- Document section -

# Sat Nav in Dubai



## pmac34 (Jan 4, 2010)

Hi All,

Having been in Dubai a couple of times in recent months, I probably know the answer to this question already but here goes anyway:

Is it worthwhile having Sat Nav in Dubai and if so what is the best system to get?

Cheers.


----------



## Elphaba (Jan 24, 2008)

There was a thread about this not long ago. Suggest you do a search to find it.
-


----------



## pmac34 (Jan 4, 2010)

Elphaba said:


> There was a thread about this not long ago. Suggest you do a search to find it.
> -


Hi Elphaba,

I tried this using Sat Nav and satellite navigation as key search words but could not find anything. Maybe I am doing something wrong ??


----------



## Elphaba (Jan 24, 2008)

http://www.expatforum.com/expats/du...-living-dubai/10356-satnav-shall-i-bring.html


----------



## pmac34 (Jan 4, 2010)

Elphaba said:


> http://www.expatforum.com/expats/du...-living-dubai/10356-satnav-shall-i-bring.html


Brilliant! Many thanks.


----------



## pmac34 (Jan 4, 2010)

Elphaba said:


> http://www.expatforum.com/expats/du...-living-dubai/10356-satnav-shall-i-bring.html


I note that this thread was back in September 2008 and the general feeling was that Sat Nav was of no use in Dubai. Has anything changed in the past year or making Sat Nav more useful?


----------



## Elphaba (Jan 24, 2008)

pmac34 said:


> I note that this thread was back in September 2008 and the general feeling was that Sat Nav was of no use in Dubai. Has anything changed in the past year or making Sat Nav more useful?


Not really. The roads change as regularly as ever. I have never bothered with it & wouldn't recommend it.

-


----------



## mrbig (Sep 10, 2009)

The navigation that came in both our vehicles is quite good. We have never had any problems using it to get to our desired locations. When you get to a road that they have closed or changed direction of it whatever, it just finds a new route. I really dont see why people knock it so much. I couldnt live without it.


----------



## mgb (Sep 6, 2008)

- Raw data -

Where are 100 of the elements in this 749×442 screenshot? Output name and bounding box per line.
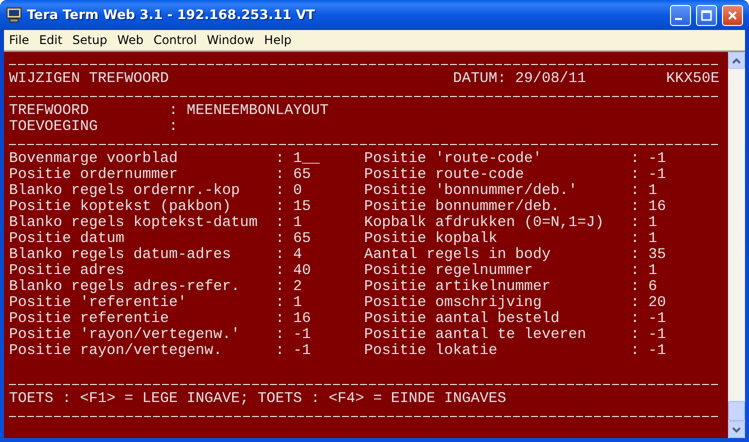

- Actions to take -
1 - Copy everything in the Dubai sat nav thread from "The navigation that" down to "(Sep 6, 2008)", swapping "vehicles" for "cars".
2 - Carry on the forum thread about sat nav in Dubai beyond its final line.

- Results -
1 -
The navigation that came in both our cars is quite good. We have never had any problems using it to get to our desired locations. When you get to a road that they have closed or changed direction of it whatever, it just finds a new route. I really dont see why people knock it so much. I couldnt live without it.


----------



## mgb (Sep 6, 2008)

2 -
We have a garmin 276C mainly for offroad purposes, however when I visit Dubai (I live in Al Ain), I always keep it on - as an earlier poster said, even if the roads have changed, it will recalculate and you will get there!


----------



## pmac34 (Jan 4, 2010)

Many thanks for the advice everyone.


----------



## M123 (Aug 14, 2009)

I bought a Garmin with 2010 maps when I came here, it's really good and does the job (although you will cease to need it very quickly). It's worth maybe just getting a good map and getting familiar with the areas as you'll begin to pick up some very easy landmarks.

Avoid TomTom as I have that on my Iphone and the maps aren't too up to date (although they have the best navigation instructions from my experience).

The only thing about the Garmin is that it says the place names funny

like "Maktowwwm bridge" and "U.M.M. Hurrair"


----------



## pmac34 (Jan 4, 2010)

M123 said:


> I bought a Garmin with 2010 maps when I came here, it's really good and does the job (although you will cease to need it very quickly). It's worth maybe just getting a good map and getting familiar with the areas as you'll begin to pick up some very easy landmarks.
> 
> Avoid TomTom as I have that on my Iphone and the maps aren't too up to date (although they have the best navigation instructions from my experience).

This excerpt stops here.